## What you have to do
Your task is to copy every line of the entries that contains "placówkach".

## Supplied entries
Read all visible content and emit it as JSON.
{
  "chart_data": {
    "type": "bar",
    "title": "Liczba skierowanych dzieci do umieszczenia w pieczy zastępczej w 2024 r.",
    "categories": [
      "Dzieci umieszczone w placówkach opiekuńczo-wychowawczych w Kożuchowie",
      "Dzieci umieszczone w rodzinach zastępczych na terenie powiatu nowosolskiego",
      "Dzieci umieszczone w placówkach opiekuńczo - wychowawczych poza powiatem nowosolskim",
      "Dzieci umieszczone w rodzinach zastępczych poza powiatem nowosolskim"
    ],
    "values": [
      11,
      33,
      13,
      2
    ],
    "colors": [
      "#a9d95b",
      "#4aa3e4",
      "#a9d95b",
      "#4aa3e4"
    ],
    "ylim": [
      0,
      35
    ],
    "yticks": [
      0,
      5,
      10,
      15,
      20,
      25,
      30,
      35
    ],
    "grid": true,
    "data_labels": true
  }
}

--

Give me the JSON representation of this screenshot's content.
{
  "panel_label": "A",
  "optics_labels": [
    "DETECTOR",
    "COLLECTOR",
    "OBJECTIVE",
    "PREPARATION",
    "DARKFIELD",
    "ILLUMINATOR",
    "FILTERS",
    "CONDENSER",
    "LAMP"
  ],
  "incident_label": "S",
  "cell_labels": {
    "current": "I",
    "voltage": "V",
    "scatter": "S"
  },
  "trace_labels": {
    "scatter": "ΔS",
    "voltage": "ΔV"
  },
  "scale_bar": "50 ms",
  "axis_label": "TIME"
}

## Solution
      "Dzieci umieszczone w placówkach opiekuńczo-wychowawczych w Kożuchowie",
      "Dzieci umieszczone w placówkach opiekuńczo - wychowawczych poza powiatem nowosolskim",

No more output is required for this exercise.